**What the task asks**
Each record below is to be copied word for word, with pictures removed.

**Information provided**

'''

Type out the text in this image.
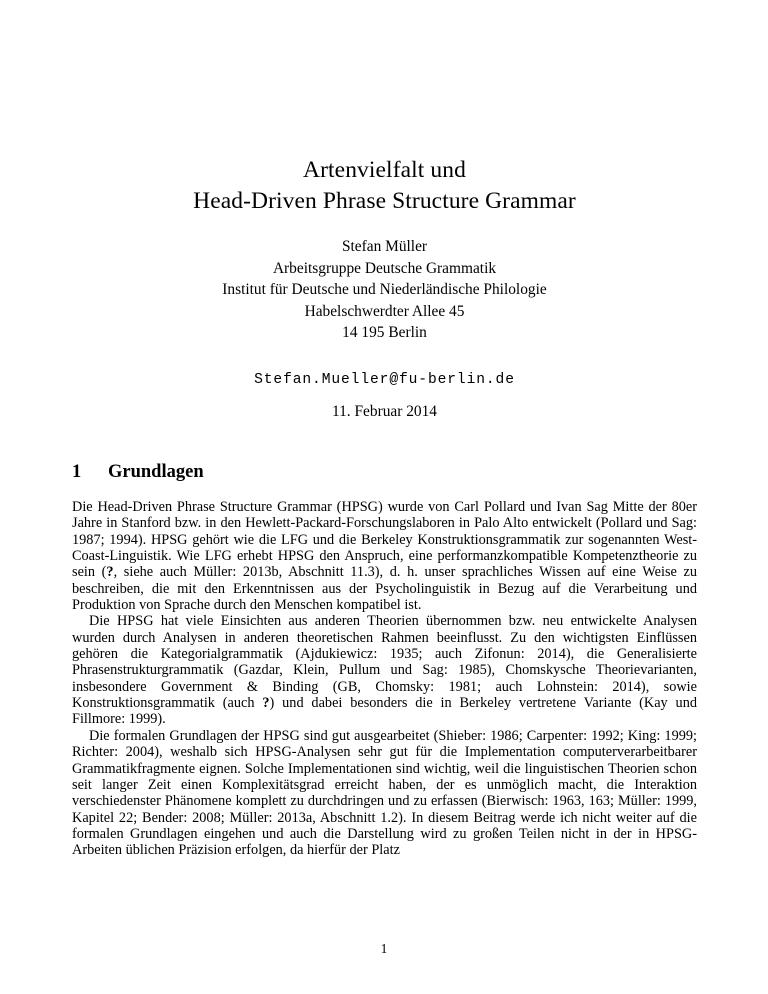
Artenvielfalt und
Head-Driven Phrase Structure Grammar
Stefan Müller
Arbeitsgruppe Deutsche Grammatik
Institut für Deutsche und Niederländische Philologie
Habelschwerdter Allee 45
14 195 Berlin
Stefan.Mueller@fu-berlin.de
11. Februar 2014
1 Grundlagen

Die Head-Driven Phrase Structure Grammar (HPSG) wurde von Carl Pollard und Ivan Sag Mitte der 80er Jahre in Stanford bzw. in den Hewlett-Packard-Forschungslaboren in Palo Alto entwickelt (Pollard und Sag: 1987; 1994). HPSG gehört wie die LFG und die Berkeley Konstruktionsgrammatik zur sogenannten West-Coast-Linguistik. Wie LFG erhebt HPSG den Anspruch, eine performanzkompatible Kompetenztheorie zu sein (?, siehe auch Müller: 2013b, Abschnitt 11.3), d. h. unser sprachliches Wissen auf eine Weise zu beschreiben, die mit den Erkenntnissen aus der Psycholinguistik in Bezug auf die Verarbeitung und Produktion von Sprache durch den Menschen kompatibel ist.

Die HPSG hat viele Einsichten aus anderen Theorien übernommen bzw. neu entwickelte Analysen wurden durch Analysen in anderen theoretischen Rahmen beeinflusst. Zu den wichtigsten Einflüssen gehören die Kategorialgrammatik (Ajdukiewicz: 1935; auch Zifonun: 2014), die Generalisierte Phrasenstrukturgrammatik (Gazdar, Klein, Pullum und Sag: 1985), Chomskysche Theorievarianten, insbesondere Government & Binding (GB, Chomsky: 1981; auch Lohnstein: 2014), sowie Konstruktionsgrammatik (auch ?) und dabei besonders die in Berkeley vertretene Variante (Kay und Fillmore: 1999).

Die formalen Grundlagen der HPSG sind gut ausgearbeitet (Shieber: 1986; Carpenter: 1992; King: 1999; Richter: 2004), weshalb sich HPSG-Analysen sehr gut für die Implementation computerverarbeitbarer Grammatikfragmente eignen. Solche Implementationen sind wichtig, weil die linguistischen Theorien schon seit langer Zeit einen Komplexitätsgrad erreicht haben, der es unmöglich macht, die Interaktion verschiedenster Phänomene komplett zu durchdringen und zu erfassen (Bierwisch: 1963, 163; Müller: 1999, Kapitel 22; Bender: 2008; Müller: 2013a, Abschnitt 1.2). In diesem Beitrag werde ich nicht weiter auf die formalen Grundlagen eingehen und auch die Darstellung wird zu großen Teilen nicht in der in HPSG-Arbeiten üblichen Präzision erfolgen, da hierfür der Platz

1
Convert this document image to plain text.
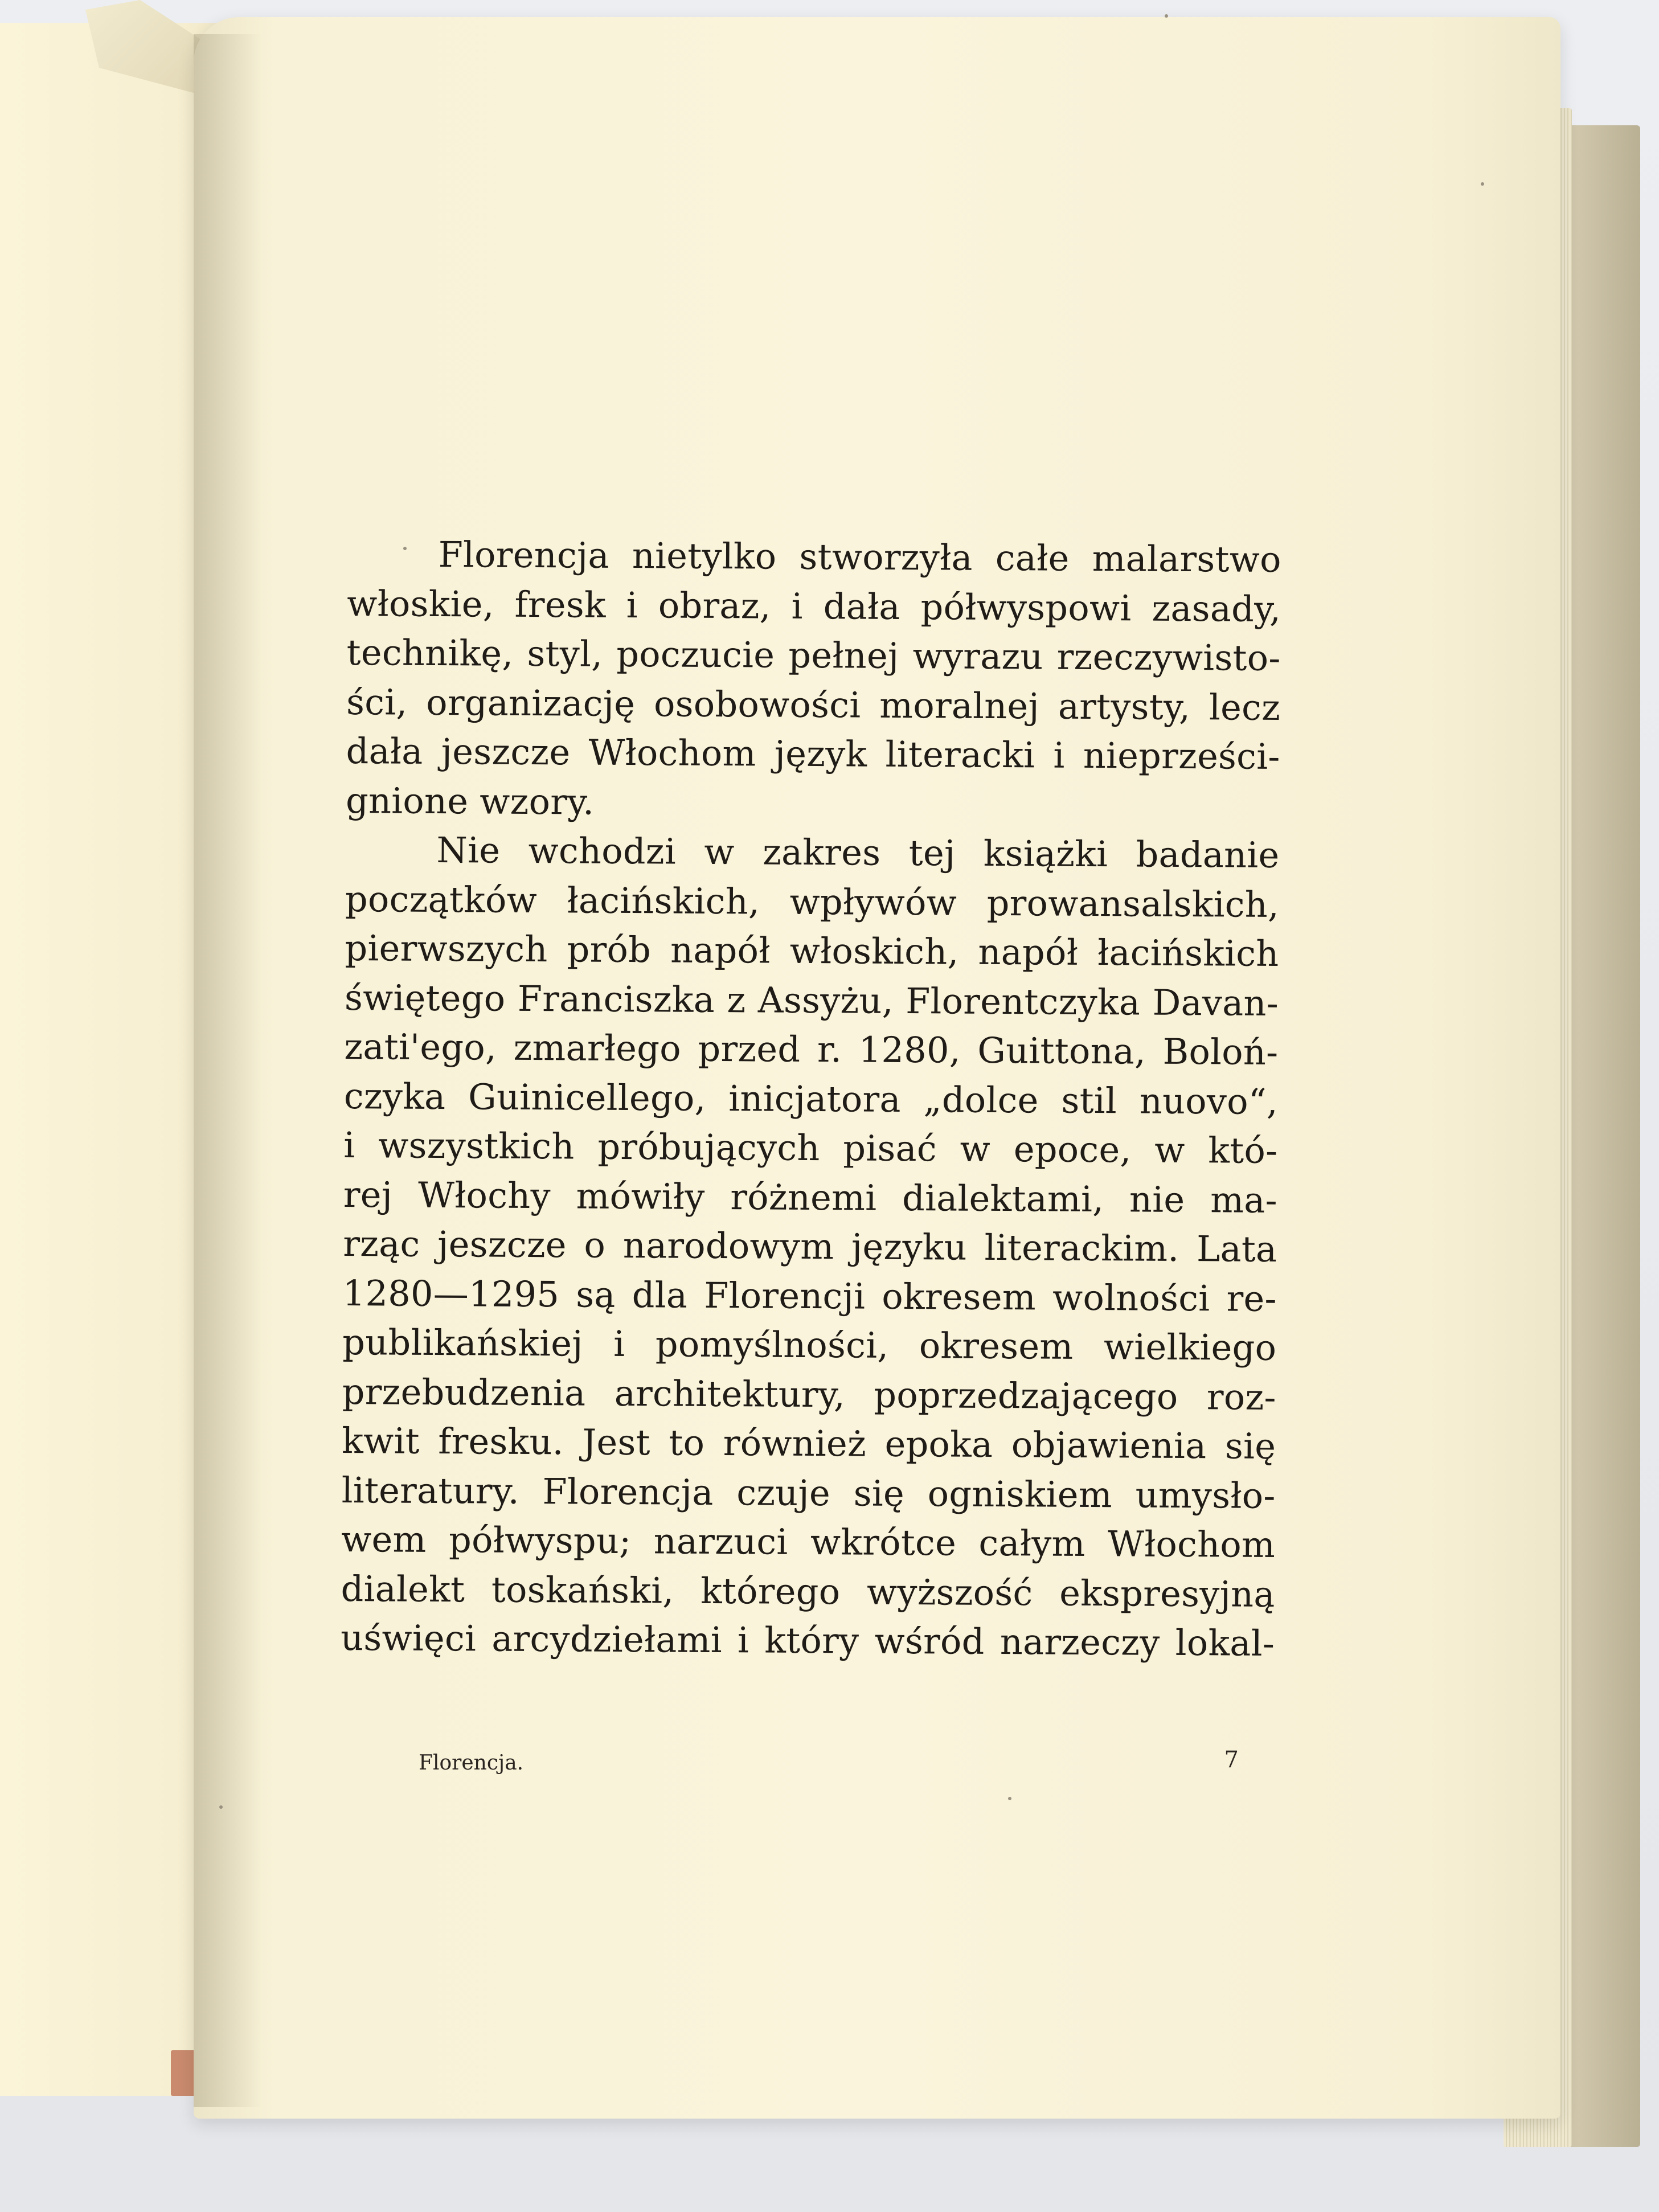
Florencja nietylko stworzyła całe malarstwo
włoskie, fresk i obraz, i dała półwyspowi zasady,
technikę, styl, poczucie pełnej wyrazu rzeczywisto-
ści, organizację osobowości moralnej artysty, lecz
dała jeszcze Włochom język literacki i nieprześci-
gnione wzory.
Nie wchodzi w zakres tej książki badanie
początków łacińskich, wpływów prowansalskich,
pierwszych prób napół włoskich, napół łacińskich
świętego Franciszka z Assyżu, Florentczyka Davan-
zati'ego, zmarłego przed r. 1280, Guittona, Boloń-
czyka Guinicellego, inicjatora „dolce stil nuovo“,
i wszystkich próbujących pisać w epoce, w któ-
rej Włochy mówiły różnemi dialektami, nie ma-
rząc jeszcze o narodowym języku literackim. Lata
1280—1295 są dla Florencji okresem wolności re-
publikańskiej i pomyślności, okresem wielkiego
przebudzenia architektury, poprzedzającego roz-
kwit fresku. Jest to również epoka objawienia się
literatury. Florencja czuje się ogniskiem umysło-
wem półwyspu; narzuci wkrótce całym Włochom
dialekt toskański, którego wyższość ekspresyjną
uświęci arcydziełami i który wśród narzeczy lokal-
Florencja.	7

'''

**Result for this exercise**
Type out the text in this image.
Artenvielfalt und
Head-Driven Phrase Structure Grammar
Stefan Müller
Arbeitsgruppe Deutsche Grammatik
Institut für Deutsche und Niederländische Philologie
Habelschwerdter Allee 45
14 195 Berlin
Stefan.Mueller@fu-berlin.de
11. Februar 2014
1 Grundlagen

Die Head-Driven Phrase Structure Grammar (HPSG) wurde von Carl Pollard und Ivan Sag Mitte der 80er Jahre in Stanford bzw. in den Hewlett-Packard-Forschungslaboren in Palo Alto entwickelt (Pollard und Sag: 1987; 1994). HPSG gehört wie die LFG und die Berkeley Konstruktionsgrammatik zur sogenannten West-Coast-Linguistik. Wie LFG erhebt HPSG den Anspruch, eine performanzkompatible Kompetenztheorie zu sein (?, siehe auch Müller: 2013b, Abschnitt 11.3), d. h. unser sprachliches Wissen auf eine Weise zu beschreiben, die mit den Erkenntnissen aus der Psycholinguistik in Bezug auf die Verarbeitung und Produktion von Sprache durch den Menschen kompatibel ist.

Die HPSG hat viele Einsichten aus anderen Theorien übernommen bzw. neu entwickelte Analysen wurden durch Analysen in anderen theoretischen Rahmen beeinflusst. Zu den wichtigsten Einflüssen gehören die Kategorialgrammatik (Ajdukiewicz: 1935; auch Zifonun: 2014), die Generalisierte Phrasenstrukturgrammatik (Gazdar, Klein, Pullum und Sag: 1985), Chomskysche Theorievarianten, insbesondere Government & Binding (GB, Chomsky: 1981; auch Lohnstein: 2014), sowie Konstruktionsgrammatik (auch ?) und dabei besonders die in Berkeley vertretene Variante (Kay und Fillmore: 1999).

Die formalen Grundlagen der HPSG sind gut ausgearbeitet (Shieber: 1986; Carpenter: 1992; King: 1999; Richter: 2004), weshalb sich HPSG-Analysen sehr gut für die Implementation computerverarbeitbarer Grammatikfragmente eignen. Solche Implementationen sind wichtig, weil die linguistischen Theorien schon seit langer Zeit einen Komplexitätsgrad erreicht haben, der es unmöglich macht, die Interaktion verschiedenster Phänomene komplett zu durchdringen und zu erfassen (Bierwisch: 1963, 163; Müller: 1999, Kapitel 22; Bender: 2008; Müller: 2013a, Abschnitt 1.2). In diesem Beitrag werde ich nicht weiter auf die formalen Grundlagen eingehen und auch die Darstellung wird zu großen Teilen nicht in der in HPSG-Arbeiten üblichen Präzision erfolgen, da hierfür der Platz

1
Convert this document image to plain text.
Florencja nietylko stworzyła całe malarstwo
włoskie, fresk i obraz, i dała półwyspowi zasady,
technikę, styl, poczucie pełnej wyrazu rzeczywisto-
ści, organizację osobowości moralnej artysty, lecz
dała jeszcze Włochom język literacki i nieprześci-
gnione wzory.
Nie wchodzi w zakres tej książki badanie
początków łacińskich, wpływów prowansalskich,
pierwszych prób napół włoskich, napół łacińskich
świętego Franciszka z Assyżu, Florentczyka Davan-
zati'ego, zmarłego przed r. 1280, Guittona, Boloń-
czyka Guinicellego, inicjatora „dolce stil nuovo“,
i wszystkich próbujących pisać w epoce, w któ-
rej Włochy mówiły różnemi dialektami, nie ma-
rząc jeszcze o narodowym języku literackim. Lata
1280—1295 są dla Florencji okresem wolności re-
publikańskiej i pomyślności, okresem wielkiego
przebudzenia architektury, poprzedzającego roz-
kwit fresku. Jest to również epoka objawienia się
literatury. Florencja czuje się ogniskiem umysło-
wem półwyspu; narzuci wkrótce całym Włochom
dialekt toskański, którego wyższość ekspresyjną
uświęci arcydziełami i który wśród narzeczy lokal-
Florencja.	7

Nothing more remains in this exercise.